⟨
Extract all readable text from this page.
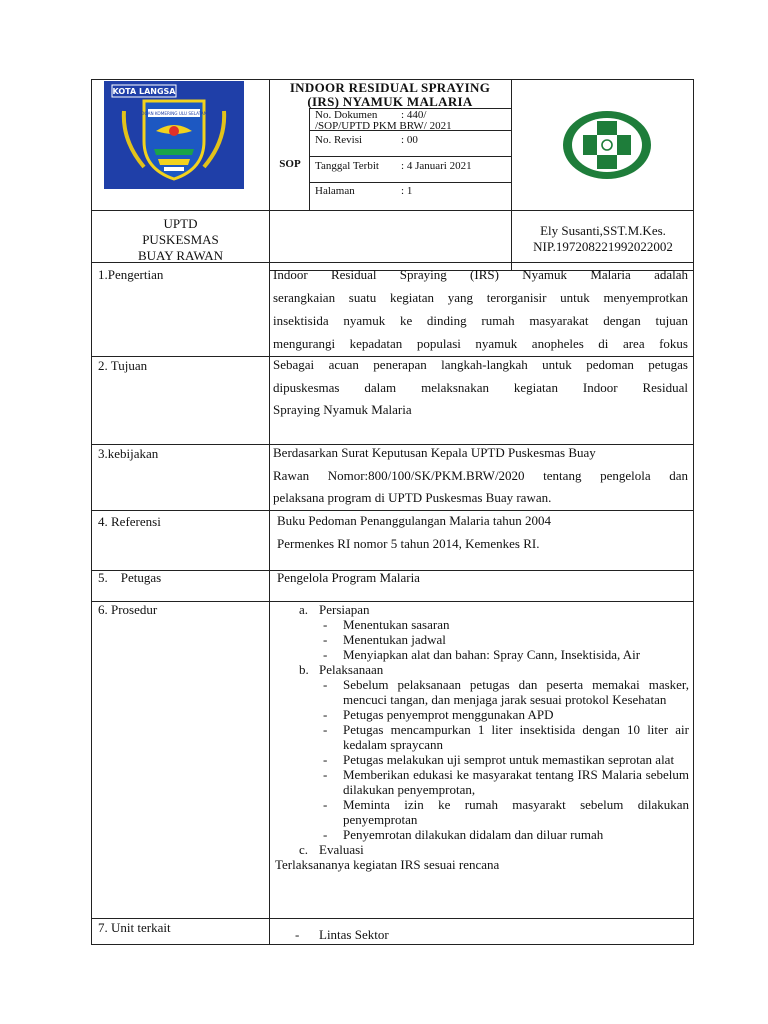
KOTA LANGSA
OGAN KOMERING ULU SELATAN
INDOOR RESIDUAL SPRAYING
(IRS) NYAMUK MALARIA
SOP
No. Dokumen : 440/
/SOP/UPTD PKM BRW/ 2021
No. Revisi	: 00
Tanggal Terbit : 4 Januari 2021
Halaman	: 1
UPTD
PUSKESMAS
BUAY RAWAN
Ely Susanti,SST.M.Kes.
NIP.197208221992022002
1.Pengertian	Indoor Residual Spraying (IRS) Nyamuk Malaria adalah
serangkaian suatu kegiatan yang terorganisir untuk menyemprotkan
insektisida nyamuk ke dinding rumah masyarakat dengan tujuan
mengurangi kepadatan populasi nyamuk anopheles di area fokus
2. Tujuan	Sebagai acuan penerapan langkah-langkah untuk pedoman petugas
dipuskesmas dalam melaksnakan kegiatan Indoor Residual
Spraying Nyamuk Malaria
3.kebijakan	Berdasarkan Surat Keputusan Kepala UPTD Puskesmas Buay
Rawan Nomor:800/100/SK/PKM.BRW/2020 tentang pengelola dan
pelaksana program di UPTD Puskesmas Buay rawan.
4. Referensi	Buku Pedoman Penanggulangan Malaria tahun 2004
Permenkes RI nomor 5 tahun 2014, Kemenkes RI.
5.    Petugas	Pengelola Program Malaria
6. Prosedur	a. Persiapan
- Menentukan sasaran
- Menentukan jadwal
- Menyiapkan alat dan bahan: Spray Cann, Insektisida, Air
b. Pelaksanaan
- Sebelum pelaksanaan petugas dan peserta memakai masker, mencuci tangan, dan menjaga jarak sesuai protokol Kesehatan
- Petugas penyemprot menggunakan APD
- Petugas mencampurkan 1 liter insektisida dengan 10 liter air kedalam spraycann
- Petugas melakukan uji semprot untuk memastikan seprotan alat
- Memberikan edukasi ke masyarakat tentang IRS Malaria sebelum dilakukan penyemprotan,
- Meminta izin ke rumah masyarakt sebelum dilakukan penyemprotan
- Penyemrotan dilakukan didalam dan diluar rumah
c. Evaluasi
Terlaksananya kegiatan IRS sesuai rencana
7. Unit terkait	- Lintas Sektor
⟩
Required work: Omit pictures; set down the rest of the material word for word.

Answer for the task:
Extract all readable text from this page.
KOTA LANGSA
OGAN KOMERING ULU SELATAN
INDOOR RESIDUAL SPRAYING
(IRS) NYAMUK MALARIA
SOP
No. Dokumen : 440/
/SOP/UPTD PKM BRW/ 2021
No. Revisi	: 00
Tanggal Terbit : 4 Januari 2021
Halaman	: 1
UPTD
PUSKESMAS
BUAY RAWAN
Ely Susanti,SST.M.Kes.
NIP.197208221992022002
1.Pengertian	Indoor Residual Spraying (IRS) Nyamuk Malaria adalah
serangkaian suatu kegiatan yang terorganisir untuk menyemprotkan
insektisida nyamuk ke dinding rumah masyarakat dengan tujuan
mengurangi kepadatan populasi nyamuk anopheles di area fokus
2. Tujuan	Sebagai acuan penerapan langkah-langkah untuk pedoman petugas
dipuskesmas dalam melaksnakan kegiatan Indoor Residual
Spraying Nyamuk Malaria
3.kebijakan	Berdasarkan Surat Keputusan Kepala UPTD Puskesmas Buay
Rawan Nomor:800/100/SK/PKM.BRW/2020 tentang pengelola dan
pelaksana program di UPTD Puskesmas Buay rawan.
4. Referensi	Buku Pedoman Penanggulangan Malaria tahun 2004
Permenkes RI nomor 5 tahun 2014, Kemenkes RI.
5.    Petugas	Pengelola Program Malaria
6. Prosedur	a. Persiapan
- Menentukan sasaran
- Menentukan jadwal
- Menyiapkan alat dan bahan: Spray Cann, Insektisida, Air
b. Pelaksanaan
- Sebelum pelaksanaan petugas dan peserta memakai masker, mencuci tangan, dan menjaga jarak sesuai protokol Kesehatan
- Petugas penyemprot menggunakan APD
- Petugas mencampurkan 1 liter insektisida dengan 10 liter air kedalam spraycann
- Petugas melakukan uji semprot untuk memastikan seprotan alat
- Memberikan edukasi ke masyarakat tentang IRS Malaria sebelum dilakukan penyemprotan,
- Meminta izin ke rumah masyarakt sebelum dilakukan penyemprotan
- Penyemrotan dilakukan didalam dan diluar rumah
c. Evaluasi
Terlaksananya kegiatan IRS sesuai rencana
7. Unit terkait	- Lintas Sektor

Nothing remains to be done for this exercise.